** WORK TO DO **
Copy every one of the entries below word for word, leaving out the pictures.

** MATERIALS PROVIDED **
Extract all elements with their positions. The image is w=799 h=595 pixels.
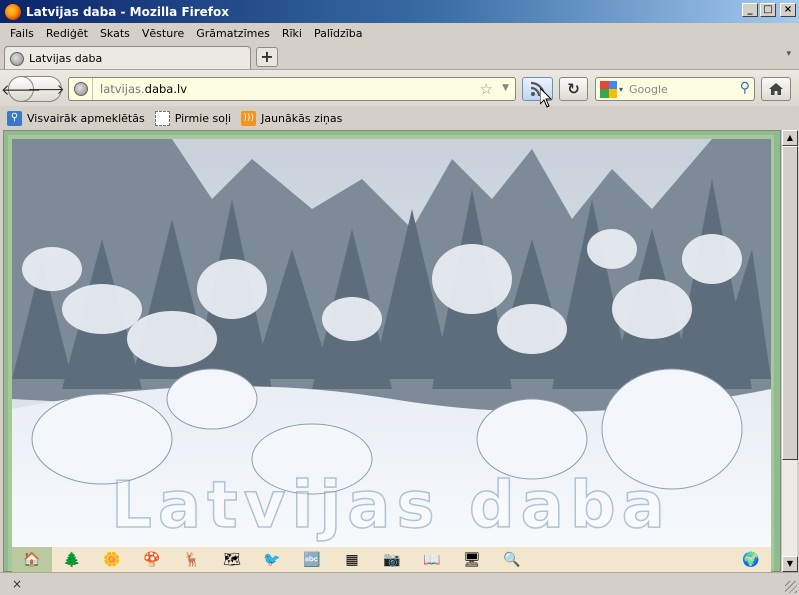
bookmark-label: Pirmie soļi [174, 111, 232, 125]
reload-button[interactable]: ↻ [559, 77, 588, 101]
close-button[interactable]: × [780, 3, 796, 17]
most-visited-icon: ⚲ [7, 110, 22, 126]
snowy-forest-image: Latvijas daba [12, 139, 771, 547]
earth-globe-icon[interactable]: 🌍 [731, 547, 771, 573]
menu-edit[interactable]: Rediģēt [40, 27, 94, 40]
bookmark-star-icon[interactable]: ☆ [480, 80, 493, 98]
bird-icon[interactable]: 🐦 [252, 547, 292, 573]
landscape-icon[interactable]: 🌲 [52, 547, 92, 573]
site-globe-icon [73, 82, 88, 96]
camera-icon[interactable]: 📷 [372, 547, 412, 573]
navigation-toolbar: 🡐 🡒 latvijas.daba.lv ☆ ▼ ↻ ▾ Google ⚲ [0, 69, 799, 106]
url-host: daba.lv [144, 82, 188, 96]
site-favicon-icon [10, 51, 24, 66]
search-bar[interactable]: ▾ Google ⚲ [595, 77, 755, 101]
search-engine-dropdown-icon[interactable]: ▾ [619, 85, 623, 94]
blank-page-icon [154, 110, 170, 126]
magnifier-icon[interactable]: 🔍 [492, 547, 532, 573]
forward-arrow-icon: 🡒 [27, 81, 65, 98]
url-text[interactable]: latvijas.daba.lv [100, 82, 187, 96]
url-bar[interactable]: latvijas.daba.lv ☆ ▼ [68, 77, 516, 101]
menu-help[interactable]: Palīdzība [308, 27, 369, 40]
page-viewport: Latvijas daba 🏠 🌲 🌼 🍄 🦌 🗺 🐦 🔤 ▦ 📷 📖 🖥 🔍 … [3, 130, 781, 573]
bookmark-getting-started[interactable]: Pirmie soļi [154, 110, 232, 126]
site-home-icon[interactable]: 🏠 [12, 547, 52, 573]
winter-forest-banner: Latvijas daba [12, 139, 771, 547]
alphabet-list-icon[interactable]: 🔤 [292, 547, 332, 573]
menu-history[interactable]: Vēsture [136, 27, 190, 40]
search-magnifier-icon[interactable]: ⚲ [740, 80, 750, 96]
tab-strip: Latvijas daba + ▾ [0, 43, 799, 70]
vertical-scrollbar[interactable]: ▲ ▼ [781, 130, 798, 572]
tab-list-chevron-icon[interactable]: ▾ [786, 49, 791, 59]
scroll-up-button[interactable]: ▲ [782, 130, 798, 146]
firefox-logo-icon [5, 3, 21, 20]
window-titlebar: Latvijas daba - Mozilla Firefox _ □ × [0, 0, 799, 23]
window-controls: _ □ × [742, 3, 796, 17]
reload-icon: ↻ [567, 80, 580, 98]
menu-bookmarks[interactable]: Grāmatzīmes [190, 27, 276, 40]
google-engine-icon[interactable] [600, 80, 617, 98]
home-button[interactable] [761, 77, 791, 101]
flower-plant-icon[interactable]: 🌼 [92, 547, 132, 573]
bookmark-label: Visvairāk apmeklētās [27, 111, 145, 125]
site-icon-nav: 🏠 🌲 🌼 🍄 🦌 🗺 🐦 🔤 ▦ 📷 📖 🖥 🔍 🌍 [12, 547, 771, 573]
bookmark-label: Jaunākās ziņas [261, 111, 343, 125]
grid-table-icon[interactable]: ▦ [332, 547, 372, 573]
menu-tools[interactable]: Rīki [276, 27, 308, 40]
tab-label: Latvijas daba [29, 52, 103, 65]
search-input[interactable]: Google [629, 83, 729, 96]
bookmarks-toolbar: ⚲ Visvairāk apmeklētās Pirmie soļi ))) J… [0, 106, 799, 130]
live-bookmark-rss-icon: ))) [241, 110, 257, 126]
back-forward-group: 🡐 🡒 [1, 76, 65, 102]
book-icon[interactable]: 📖 [412, 547, 452, 573]
map-icon[interactable]: 🗺 [212, 547, 252, 573]
minimize-button[interactable]: _ [742, 3, 758, 17]
banner-watermark: Latvijas daba [111, 469, 671, 543]
deer-insect-icon[interactable]: 🦌 [172, 547, 212, 573]
computer-info-icon[interactable]: 🖥 [452, 547, 492, 573]
scroll-down-button[interactable]: ▼ [782, 556, 798, 572]
maximize-button[interactable]: □ [760, 3, 776, 17]
close-bar-icon[interactable]: × [12, 577, 22, 591]
scroll-thumb[interactable] [782, 146, 798, 460]
menu-bar: Fails Rediģēt Skats Vēsture Grāmatzīmes … [0, 23, 799, 43]
tab-latvijas-daba[interactable]: Latvijas daba [4, 46, 251, 70]
window-title: Latvijas daba - Mozilla Firefox [26, 4, 230, 19]
bookmark-most-visited[interactable]: ⚲ Visvairāk apmeklētās [7, 110, 145, 126]
bottom-bar: × [0, 572, 799, 595]
menu-file[interactable]: Fails [4, 27, 40, 40]
url-subdomain: latvijas. [100, 82, 145, 96]
site-identity-button[interactable] [69, 78, 93, 100]
resize-grip-icon[interactable] [785, 581, 797, 593]
home-icon [769, 83, 783, 95]
mushroom-icon[interactable]: 🍄 [132, 547, 172, 573]
url-history-dropdown-icon[interactable]: ▼ [502, 83, 509, 93]
bookmark-latest-news[interactable]: ))) Jaunākās ziņas [241, 110, 343, 126]
page-frame: Latvijas daba 🏠 🌲 🌼 🍄 🦌 🗺 🐦 🔤 ▦ 📷 📖 🖥 🔍 … [8, 135, 774, 573]
new-tab-button[interactable]: + [256, 47, 278, 67]
mouse-cursor-icon [540, 88, 552, 108]
menu-view[interactable]: Skats [94, 27, 136, 40]
forward-button[interactable]: 🡒 [27, 77, 65, 101]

** EXPECTED ANSWER **
Extract all elements with their positions. The image is w=799 h=595 pixels.
bookmark-label: Pirmie soļi [174, 111, 232, 125]
reload-button[interactable]: ↻ [559, 77, 588, 101]
close-button[interactable]: × [780, 3, 796, 17]
most-visited-icon: ⚲ [7, 110, 22, 126]
snowy-forest-image: Latvijas daba [12, 139, 771, 547]
earth-globe-icon[interactable]: 🌍 [731, 547, 771, 573]
menu-edit[interactable]: Rediģēt [40, 27, 94, 40]
bookmark-star-icon[interactable]: ☆ [480, 80, 493, 98]
bird-icon[interactable]: 🐦 [252, 547, 292, 573]
landscape-icon[interactable]: 🌲 [52, 547, 92, 573]
site-globe-icon [73, 82, 88, 96]
camera-icon[interactable]: 📷 [372, 547, 412, 573]
navigation-toolbar: 🡐 🡒 latvijas.daba.lv ☆ ▼ ↻ ▾ Google ⚲ [0, 69, 799, 106]
url-host: daba.lv [144, 82, 188, 96]
site-favicon-icon [10, 51, 24, 66]
search-bar[interactable]: ▾ Google ⚲ [595, 77, 755, 101]
search-engine-dropdown-icon[interactable]: ▾ [619, 85, 623, 94]
blank-page-icon [154, 110, 170, 126]
magnifier-icon[interactable]: 🔍 [492, 547, 532, 573]
forward-arrow-icon: 🡒 [27, 81, 65, 98]
url-text[interactable]: latvijas.daba.lv [100, 82, 187, 96]
url-bar[interactable]: latvijas.daba.lv ☆ ▼ [68, 77, 516, 101]
menu-help[interactable]: Palīdzība [308, 27, 369, 40]
page-viewport: Latvijas daba 🏠 🌲 🌼 🍄 🦌 🗺 🐦 🔤 ▦ 📷 📖 🖥 🔍 … [3, 130, 781, 573]
bookmark-getting-started[interactable]: Pirmie soļi [154, 110, 232, 126]
site-home-icon[interactable]: 🏠 [12, 547, 52, 573]
winter-forest-banner: Latvijas daba [12, 139, 771, 547]
alphabet-list-icon[interactable]: 🔤 [292, 547, 332, 573]
menu-history[interactable]: Vēsture [136, 27, 190, 40]
search-magnifier-icon[interactable]: ⚲ [740, 80, 750, 96]
tab-strip: Latvijas daba + ▾ [0, 43, 799, 70]
vertical-scrollbar[interactable]: ▲ ▼ [781, 130, 798, 572]
tab-list-chevron-icon[interactable]: ▾ [786, 49, 791, 59]
scroll-up-button[interactable]: ▲ [782, 130, 798, 146]
firefox-logo-icon [5, 3, 21, 20]
window-titlebar: Latvijas daba - Mozilla Firefox _ □ × [0, 0, 799, 23]
window-controls: _ □ × [742, 3, 796, 17]
reload-icon: ↻ [567, 80, 580, 98]
menu-bookmarks[interactable]: Grāmatzīmes [190, 27, 276, 40]
google-engine-icon[interactable] [600, 80, 617, 98]
home-button[interactable] [761, 77, 791, 101]
flower-plant-icon[interactable]: 🌼 [92, 547, 132, 573]
bookmark-label: Visvairāk apmeklētās [27, 111, 145, 125]
site-icon-nav: 🏠 🌲 🌼 🍄 🦌 🗺 🐦 🔤 ▦ 📷 📖 🖥 🔍 🌍 [12, 547, 771, 573]
bookmark-label: Jaunākās ziņas [261, 111, 343, 125]
grid-table-icon[interactable]: ▦ [332, 547, 372, 573]
menu-tools[interactable]: Rīki [276, 27, 308, 40]
tab-label: Latvijas daba [29, 52, 103, 65]
search-input[interactable]: Google [629, 83, 729, 96]
bookmarks-toolbar: ⚲ Visvairāk apmeklētās Pirmie soļi ))) J… [0, 106, 799, 130]
live-bookmark-rss-icon: ))) [241, 110, 257, 126]
back-forward-group: 🡐 🡒 [1, 76, 65, 102]
book-icon[interactable]: 📖 [412, 547, 452, 573]
map-icon[interactable]: 🗺 [212, 547, 252, 573]
minimize-button[interactable]: _ [742, 3, 758, 17]
banner-watermark: Latvijas daba [111, 469, 671, 543]
deer-insect-icon[interactable]: 🦌 [172, 547, 212, 573]
computer-info-icon[interactable]: 🖥 [452, 547, 492, 573]
scroll-down-button[interactable]: ▼ [782, 556, 798, 572]
maximize-button[interactable]: □ [760, 3, 776, 17]
close-bar-icon[interactable]: × [12, 577, 22, 591]
scroll-thumb[interactable] [782, 146, 798, 460]
menu-bar: Fails Rediģēt Skats Vēsture Grāmatzīmes … [0, 23, 799, 43]
tab-latvijas-daba[interactable]: Latvijas daba [4, 46, 251, 70]
window-title: Latvijas daba - Mozilla Firefox [26, 4, 230, 19]
bookmark-most-visited[interactable]: ⚲ Visvairāk apmeklētās [7, 110, 145, 126]
bottom-bar: × [0, 572, 799, 595]
menu-file[interactable]: Fails [4, 27, 40, 40]
url-subdomain: latvijas. [100, 82, 145, 96]
site-identity-button[interactable] [69, 78, 93, 100]
resize-grip-icon[interactable] [785, 581, 797, 593]
home-icon [769, 83, 783, 95]
mushroom-icon[interactable]: 🍄 [132, 547, 172, 573]
url-history-dropdown-icon[interactable]: ▼ [502, 83, 509, 93]
bookmark-latest-news[interactable]: ))) Jaunākās ziņas [241, 110, 343, 126]
page-frame: Latvijas daba 🏠 🌲 🌼 🍄 🦌 🗺 🐦 🔤 ▦ 📷 📖 🖥 🔍 … [8, 135, 774, 573]
new-tab-button[interactable]: + [256, 47, 278, 67]
mouse-cursor-icon [540, 88, 552, 108]
menu-view[interactable]: Skats [94, 27, 136, 40]
forward-button[interactable]: 🡒 [27, 77, 65, 101]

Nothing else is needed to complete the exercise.